__Exercise goal__
Reproduce the listing below exactly, minus its pictures.

__Data section__
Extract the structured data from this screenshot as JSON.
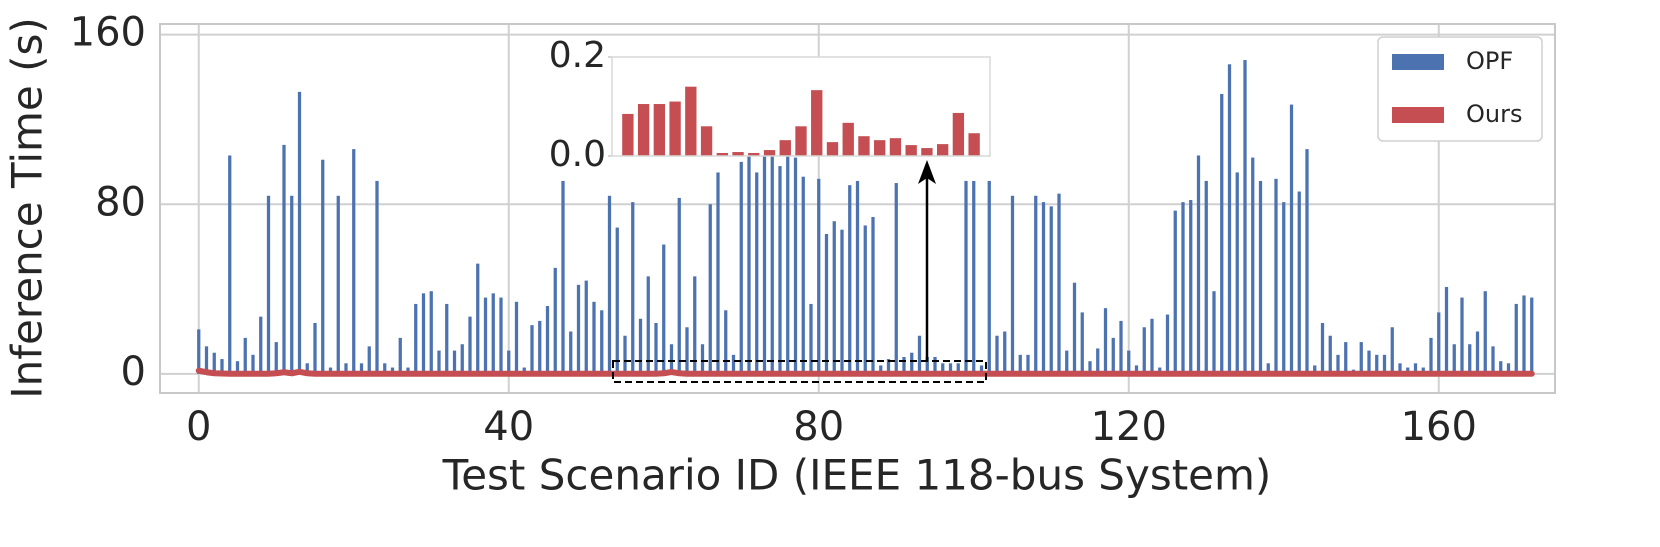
{
  "chart_data": [
    {
      "type": "bar",
      "xlabel": "Test Scenario ID (IEEE 118-bus System)",
      "ylabel": "Inference Time (s)",
      "x": [
        0,
        1,
        2,
        3,
        4,
        5,
        6,
        7,
        8,
        9,
        10,
        11,
        12,
        13,
        14,
        15,
        16,
        17,
        18,
        19,
        20,
        21,
        22,
        23,
        24,
        25,
        26,
        27,
        28,
        29,
        30,
        31,
        32,
        33,
        34,
        35,
        36,
        37,
        38,
        39,
        40,
        41,
        42,
        43,
        44,
        45,
        46,
        47,
        48,
        49,
        50,
        51,
        52,
        53,
        54,
        55,
        56,
        57,
        58,
        59,
        60,
        61,
        62,
        63,
        64,
        65,
        66,
        67,
        68,
        69,
        70,
        71,
        72,
        73,
        74,
        75,
        76,
        77,
        78,
        79,
        80,
        81,
        82,
        83,
        84,
        85,
        86,
        87,
        88,
        89,
        90,
        91,
        92,
        93,
        94,
        95,
        96,
        97,
        98,
        99,
        100,
        101,
        102,
        103,
        104,
        105,
        106,
        107,
        108,
        109,
        110,
        111,
        112,
        113,
        114,
        115,
        116,
        117,
        118,
        119,
        120,
        121,
        122,
        123,
        124,
        125,
        126,
        127,
        128,
        129,
        130,
        131,
        132,
        133,
        134,
        135,
        136,
        137,
        138,
        139,
        140,
        141,
        142,
        143,
        144,
        145,
        146,
        147,
        148,
        149,
        150,
        151,
        152,
        153,
        154,
        155,
        156,
        157,
        158,
        159,
        160,
        161,
        162,
        163,
        164,
        165,
        166,
        167,
        168,
        169,
        170,
        171,
        172
      ],
      "series": [
        {
          "name": "OPF",
          "type": "bar",
          "color": "#4c72b0",
          "values": [
            21,
            13,
            10,
            7,
            103,
            6,
            17,
            9,
            27,
            84,
            15,
            108,
            84,
            133,
            5,
            24,
            101,
            3,
            84,
            5,
            106,
            5,
            13,
            91,
            5,
            3,
            17,
            3,
            33,
            38,
            39,
            11,
            33,
            11,
            14,
            27,
            52,
            36,
            38,
            36,
            11,
            34,
            3,
            23,
            25,
            32,
            50,
            91,
            20,
            42,
            44,
            34,
            30,
            84,
            69,
            18,
            81,
            26,
            46,
            24,
            61,
            14,
            83,
            22,
            46,
            14,
            80,
            95,
            30,
            9,
            100,
            110,
            95,
            120,
            105,
            98,
            115,
            102,
            93,
            33,
            92,
            66,
            72,
            68,
            89,
            91,
            70,
            74,
            4,
            7,
            90,
            8,
            10,
            18,
            8,
            8,
            5,
            5,
            5,
            91,
            91,
            4,
            91,
            18,
            20,
            84,
            9,
            9,
            84,
            81,
            79,
            85,
            11,
            43,
            29,
            6,
            12,
            31,
            17,
            25,
            11,
            4,
            22,
            26,
            3,
            28,
            77,
            81,
            82,
            103,
            91,
            39,
            132,
            146,
            95,
            148,
            102,
            91,
            5,
            92,
            81,
            127,
            86,
            106,
            4,
            24,
            18,
            9,
            15,
            2,
            15,
            11,
            9,
            9,
            22,
            5,
            3,
            5,
            3,
            17,
            29,
            41,
            14,
            36,
            14,
            20,
            39,
            13,
            6,
            5,
            33,
            37,
            36
          ]
        },
        {
          "name": "Ours",
          "type": "line",
          "color": "#c44e52",
          "values": [
            1.5,
            0.8,
            0.3,
            0.2,
            0.1,
            0.1,
            0.1,
            0.1,
            0.1,
            0.1,
            0.3,
            0.8,
            0.3,
            1.0,
            0.3,
            0.1,
            0.1,
            0.1,
            0.1,
            0.1,
            0.1,
            0.1,
            0.1,
            0.1,
            0.1,
            0.1,
            0.1,
            0.1,
            0.1,
            0.1,
            0.1,
            0.1,
            0.1,
            0.1,
            0.1,
            0.1,
            0.1,
            0.1,
            0.1,
            0.1,
            0.1,
            0.1,
            0.1,
            0.1,
            0.1,
            0.1,
            0.1,
            0.1,
            0.1,
            0.1,
            0.1,
            0.1,
            0.1,
            0.1,
            0.1,
            0.1,
            0.1,
            0.1,
            0.1,
            0.1,
            0.3,
            0.9,
            0.3,
            0.1,
            0.1,
            0.1,
            0.1,
            0.1,
            0.1,
            0.1,
            0.1,
            0.1,
            0.1,
            0.1,
            0.1,
            0.1,
            0.1,
            0.1,
            0.1,
            0.1,
            0.1,
            0.1,
            0.1,
            0.1,
            0.1,
            0.1,
            0.1,
            0.1,
            0.1,
            0.1,
            0.1,
            0.1,
            0.1,
            0.1,
            0.1,
            0.1,
            0.1,
            0.1,
            0.1,
            0.1,
            0.1,
            0.1,
            0.1,
            0.1,
            0.1,
            0.1,
            0.1,
            0.1,
            0.1,
            0.1,
            0.1,
            0.1,
            0.1,
            0.1,
            0.1,
            0.1,
            0.1,
            0.1,
            0.1,
            0.1,
            0.1,
            0.1,
            0.1,
            0.1,
            0.1,
            0.1,
            0.1,
            0.1,
            0.1,
            0.1,
            0.1,
            0.1,
            0.1,
            0.1,
            0.1,
            0.1,
            0.1,
            0.1,
            0.1,
            0.1,
            0.1,
            0.1,
            0.1,
            0.1,
            0.1,
            0.1,
            0.1,
            0.1,
            0.1,
            0.1,
            0.1,
            0.1,
            0.1,
            0.1,
            0.1,
            0.1,
            0.1,
            0.1,
            0.1,
            0.1,
            0.1,
            0.1,
            0.1,
            0.1,
            0.1,
            0.1,
            0.1,
            0.1,
            0.1,
            0.1,
            0.1,
            0.1,
            0.1
          ]
        }
      ],
      "xlim": [
        -5,
        175
      ],
      "xticks": [
        0,
        40,
        80,
        120,
        160
      ],
      "ylim": [
        -9,
        165
      ],
      "yticks": [
        0,
        80,
        160
      ],
      "grid": true,
      "legend": "upper right"
    },
    {
      "type": "bar",
      "color": "#c44e52",
      "values": [
        0.085,
        0.105,
        0.105,
        0.11,
        0.14,
        0.06,
        0.006,
        0.008,
        0.006,
        0.012,
        0.032,
        0.06,
        0.133,
        0.028,
        0.067,
        0.04,
        0.032,
        0.036,
        0.022,
        0.016,
        0.024,
        0.087,
        0.046
      ],
      "ylim": [
        0,
        0.2
      ],
      "yticks": [
        {
          "value": 0,
          "label": "0.0"
        },
        0.2
      ]
    }
  ]
}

__Exercise result__
Extract the structured data from this screenshot as JSON.
{
  "chart_data": [
    {
      "type": "bar",
      "xlabel": "Test Scenario ID (IEEE 118-bus System)",
      "ylabel": "Inference Time (s)",
      "x": [
        0,
        1,
        2,
        3,
        4,
        5,
        6,
        7,
        8,
        9,
        10,
        11,
        12,
        13,
        14,
        15,
        16,
        17,
        18,
        19,
        20,
        21,
        22,
        23,
        24,
        25,
        26,
        27,
        28,
        29,
        30,
        31,
        32,
        33,
        34,
        35,
        36,
        37,
        38,
        39,
        40,
        41,
        42,
        43,
        44,
        45,
        46,
        47,
        48,
        49,
        50,
        51,
        52,
        53,
        54,
        55,
        56,
        57,
        58,
        59,
        60,
        61,
        62,
        63,
        64,
        65,
        66,
        67,
        68,
        69,
        70,
        71,
        72,
        73,
        74,
        75,
        76,
        77,
        78,
        79,
        80,
        81,
        82,
        83,
        84,
        85,
        86,
        87,
        88,
        89,
        90,
        91,
        92,
        93,
        94,
        95,
        96,
        97,
        98,
        99,
        100,
        101,
        102,
        103,
        104,
        105,
        106,
        107,
        108,
        109,
        110,
        111,
        112,
        113,
        114,
        115,
        116,
        117,
        118,
        119,
        120,
        121,
        122,
        123,
        124,
        125,
        126,
        127,
        128,
        129,
        130,
        131,
        132,
        133,
        134,
        135,
        136,
        137,
        138,
        139,
        140,
        141,
        142,
        143,
        144,
        145,
        146,
        147,
        148,
        149,
        150,
        151,
        152,
        153,
        154,
        155,
        156,
        157,
        158,
        159,
        160,
        161,
        162,
        163,
        164,
        165,
        166,
        167,
        168,
        169,
        170,
        171,
        172
      ],
      "series": [
        {
          "name": "OPF",
          "type": "bar",
          "color": "#4c72b0",
          "values": [
            21,
            13,
            10,
            7,
            103,
            6,
            17,
            9,
            27,
            84,
            15,
            108,
            84,
            133,
            5,
            24,
            101,
            3,
            84,
            5,
            106,
            5,
            13,
            91,
            5,
            3,
            17,
            3,
            33,
            38,
            39,
            11,
            33,
            11,
            14,
            27,
            52,
            36,
            38,
            36,
            11,
            34,
            3,
            23,
            25,
            32,
            50,
            91,
            20,
            42,
            44,
            34,
            30,
            84,
            69,
            18,
            81,
            26,
            46,
            24,
            61,
            14,
            83,
            22,
            46,
            14,
            80,
            95,
            30,
            9,
            100,
            110,
            95,
            120,
            105,
            98,
            115,
            102,
            93,
            33,
            92,
            66,
            72,
            68,
            89,
            91,
            70,
            74,
            4,
            7,
            90,
            8,
            10,
            18,
            8,
            8,
            5,
            5,
            5,
            91,
            91,
            4,
            91,
            18,
            20,
            84,
            9,
            9,
            84,
            81,
            79,
            85,
            11,
            43,
            29,
            6,
            12,
            31,
            17,
            25,
            11,
            4,
            22,
            26,
            3,
            28,
            77,
            81,
            82,
            103,
            91,
            39,
            132,
            146,
            95,
            148,
            102,
            91,
            5,
            92,
            81,
            127,
            86,
            106,
            4,
            24,
            18,
            9,
            15,
            2,
            15,
            11,
            9,
            9,
            22,
            5,
            3,
            5,
            3,
            17,
            29,
            41,
            14,
            36,
            14,
            20,
            39,
            13,
            6,
            5,
            33,
            37,
            36
          ]
        },
        {
          "name": "Ours",
          "type": "line",
          "color": "#c44e52",
          "values": [
            1.5,
            0.8,
            0.3,
            0.2,
            0.1,
            0.1,
            0.1,
            0.1,
            0.1,
            0.1,
            0.3,
            0.8,
            0.3,
            1.0,
            0.3,
            0.1,
            0.1,
            0.1,
            0.1,
            0.1,
            0.1,
            0.1,
            0.1,
            0.1,
            0.1,
            0.1,
            0.1,
            0.1,
            0.1,
            0.1,
            0.1,
            0.1,
            0.1,
            0.1,
            0.1,
            0.1,
            0.1,
            0.1,
            0.1,
            0.1,
            0.1,
            0.1,
            0.1,
            0.1,
            0.1,
            0.1,
            0.1,
            0.1,
            0.1,
            0.1,
            0.1,
            0.1,
            0.1,
            0.1,
            0.1,
            0.1,
            0.1,
            0.1,
            0.1,
            0.1,
            0.3,
            0.9,
            0.3,
            0.1,
            0.1,
            0.1,
            0.1,
            0.1,
            0.1,
            0.1,
            0.1,
            0.1,
            0.1,
            0.1,
            0.1,
            0.1,
            0.1,
            0.1,
            0.1,
            0.1,
            0.1,
            0.1,
            0.1,
            0.1,
            0.1,
            0.1,
            0.1,
            0.1,
            0.1,
            0.1,
            0.1,
            0.1,
            0.1,
            0.1,
            0.1,
            0.1,
            0.1,
            0.1,
            0.1,
            0.1,
            0.1,
            0.1,
            0.1,
            0.1,
            0.1,
            0.1,
            0.1,
            0.1,
            0.1,
            0.1,
            0.1,
            0.1,
            0.1,
            0.1,
            0.1,
            0.1,
            0.1,
            0.1,
            0.1,
            0.1,
            0.1,
            0.1,
            0.1,
            0.1,
            0.1,
            0.1,
            0.1,
            0.1,
            0.1,
            0.1,
            0.1,
            0.1,
            0.1,
            0.1,
            0.1,
            0.1,
            0.1,
            0.1,
            0.1,
            0.1,
            0.1,
            0.1,
            0.1,
            0.1,
            0.1,
            0.1,
            0.1,
            0.1,
            0.1,
            0.1,
            0.1,
            0.1,
            0.1,
            0.1,
            0.1,
            0.1,
            0.1,
            0.1,
            0.1,
            0.1,
            0.1,
            0.1,
            0.1,
            0.1,
            0.1,
            0.1,
            0.1,
            0.1,
            0.1,
            0.1,
            0.1,
            0.1,
            0.1
          ]
        }
      ],
      "xlim": [
        -5,
        175
      ],
      "xticks": [
        0,
        40,
        80,
        120,
        160
      ],
      "ylim": [
        -9,
        165
      ],
      "yticks": [
        0,
        80,
        160
      ],
      "grid": true,
      "legend": "upper right"
    },
    {
      "type": "bar",
      "color": "#c44e52",
      "values": [
        0.085,
        0.105,
        0.105,
        0.11,
        0.14,
        0.06,
        0.006,
        0.008,
        0.006,
        0.012,
        0.032,
        0.06,
        0.133,
        0.028,
        0.067,
        0.04,
        0.032,
        0.036,
        0.022,
        0.016,
        0.024,
        0.087,
        0.046
      ],
      "ylim": [
        0,
        0.2
      ],
      "yticks": [
        {
          "value": 0,
          "label": "0.0"
        },
        0.2
      ]
    }
  ]
}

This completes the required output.